Direction:
With the pictures omitted, write out the entries that follow exactly as they stand.

Collection entries:
-- Begin --

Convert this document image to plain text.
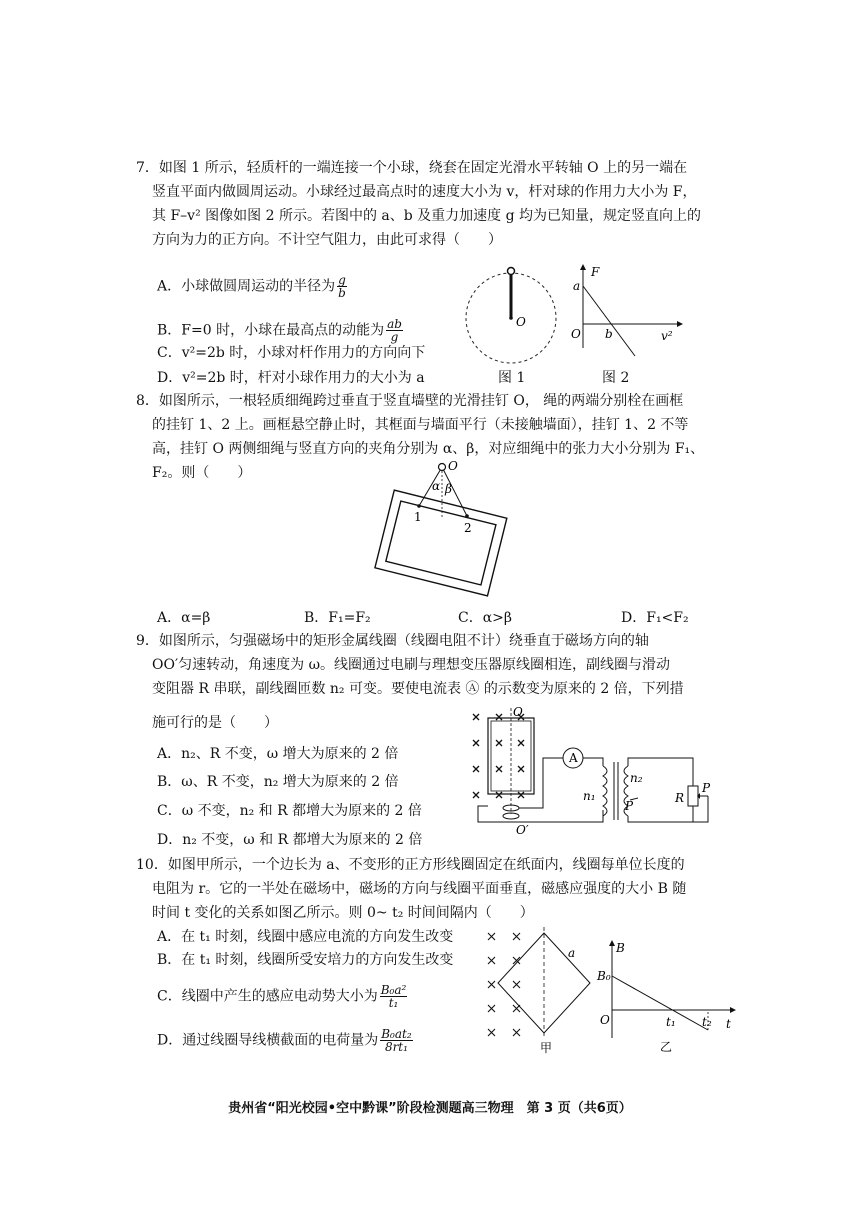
7．如图 1 所示，轻质杆的一端连接一个小球，绕套在固定光滑水平转轴 O 上的另一端在
竖直平面内做圆周运动。小球经过最高点时的速度大小为 v，杆对球的作用力大小为 F，
其 F–v² 图像如图 2 所示。若图中的 a、b 及重力加速度 g 均为已知量，规定竖直向上的
方向为力的正方向。不计空气阻力，由此可求得（　　）
A．小球做圆周运动的半径为 $\frac{g}{b}$
B．F=0 时，小球在最高点的动能为 $\frac{ab}{g}$
C．v²=2b 时，小球对杆作用力的方向向下
D．v²=2b 时，杆对小球作用力的大小为 a
O
图 1
F
a
O b	v²
图 2
8．如图所示，一根轻质细绳跨过垂直于竖直墙壁的光滑挂钉 O， 绳的两端分别栓在画框
的挂钉 1、2 上。画框悬空静止时，其框面与墙面平行（未接触墙面），挂钉 1、2 不等
高，挂钉 O 两侧细绳与竖直方向的夹角分别为 α、β，对应细绳中的张力大小分别为 F₁、
F₂。则（　　）	O
α β
1
2
A．α=β	B．F₁=F₂	C．α>β	D．F₁<F₂
9．如图所示，匀强磁场中的矩形金属线圈（线圈电阻不计）绕垂直于磁场方向的轴
OO′匀速转动，角速度为 ω。线圈通过电刷与理想变压器原线圈相连，副线圈与滑动
变阻器 R 串联，副线圈匝数 n₂ 可变。要使电流表 Ⓐ 的示数变为原来的 2 倍，下列措
施可行的是（　　）
A．n₂、R 不变，ω 增大为原来的 2 倍
B．ω、R 不变，n₂ 增大为原来的 2 倍
C．ω 不变，n₂ 和 R 都增大为原来的 2 倍
D．n₂ 不变，ω 和 R 都增大为原来的 2 倍
O
O′
A
n₁
n₂
P
R
P
10．如图甲所示，一个边长为 a、不变形的正方形线圈固定在纸面内，线圈每单位长度的
电阻为 r。它的一半处在磁场中，磁场的方向与线圈平面垂直，磁感应强度的大小 B 随
时间 t 变化的关系如图乙所示。则 0~ t₂ 时间间隔内（　　）
A．在 t₁ 时刻，线圈中感应电流的方向发生改变
B．在 t₁ 时刻，线圈所受安培力的方向发生改变
C．线圈中产生的感应电动势大小为 $\frac{\text{B₀a²}}{\text{t₁}}$
D．通过线圈导线横截面的电荷量为 $\frac{\text{B₀at₂}}{\text{8rt₁}}$
a
甲
B
B₀
O	t₁ t₂ t
乙
贵州省“阳光校园•空中黔课”阶段检测题高三物理　第 3 页（共6页）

-- End --

Result below:
Convert this document image to plain text.
7．如图 1 所示，轻质杆的一端连接一个小球，绕套在固定光滑水平转轴 O 上的另一端在
竖直平面内做圆周运动。小球经过最高点时的速度大小为 v，杆对球的作用力大小为 F，
其 F–v² 图像如图 2 所示。若图中的 a、b 及重力加速度 g 均为已知量，规定竖直向上的
方向为力的正方向。不计空气阻力，由此可求得（　　）
A．小球做圆周运动的半径为 $\frac{g}{b}$
B．F=0 时，小球在最高点的动能为 $\frac{ab}{g}$
C．v²=2b 时，小球对杆作用力的方向向下
D．v²=2b 时，杆对小球作用力的大小为 a
O
图 1
F
a
O b	v²
图 2
8．如图所示，一根轻质细绳跨过垂直于竖直墙壁的光滑挂钉 O， 绳的两端分别栓在画框
的挂钉 1、2 上。画框悬空静止时，其框面与墙面平行（未接触墙面），挂钉 1、2 不等
高，挂钉 O 两侧细绳与竖直方向的夹角分别为 α、β，对应细绳中的张力大小分别为 F₁、
F₂。则（　　）	O
α β
1
2
A．α=β	B．F₁=F₂	C．α>β	D．F₁<F₂
9．如图所示，匀强磁场中的矩形金属线圈（线圈电阻不计）绕垂直于磁场方向的轴
OO′匀速转动，角速度为 ω。线圈通过电刷与理想变压器原线圈相连，副线圈与滑动
变阻器 R 串联，副线圈匝数 n₂ 可变。要使电流表 Ⓐ 的示数变为原来的 2 倍，下列措
施可行的是（　　）
A．n₂、R 不变，ω 增大为原来的 2 倍
B．ω、R 不变，n₂ 增大为原来的 2 倍
C．ω 不变，n₂ 和 R 都增大为原来的 2 倍
D．n₂ 不变，ω 和 R 都增大为原来的 2 倍
O
O′
A
n₁
n₂
P
R
P
10．如图甲所示，一个边长为 a、不变形的正方形线圈固定在纸面内，线圈每单位长度的
电阻为 r。它的一半处在磁场中，磁场的方向与线圈平面垂直，磁感应强度的大小 B 随
时间 t 变化的关系如图乙所示。则 0~ t₂ 时间间隔内（　　）
A．在 t₁ 时刻，线圈中感应电流的方向发生改变
B．在 t₁ 时刻，线圈所受安培力的方向发生改变
C．线圈中产生的感应电动势大小为 $\frac{\text{B₀a²}}{\text{t₁}}$
D．通过线圈导线横截面的电荷量为 $\frac{\text{B₀at₂}}{\text{8rt₁}}$
a
甲
B
B₀
O	t₁ t₂ t
乙
贵州省“阳光校园•空中黔课”阶段检测题高三物理　第 3 页（共6页）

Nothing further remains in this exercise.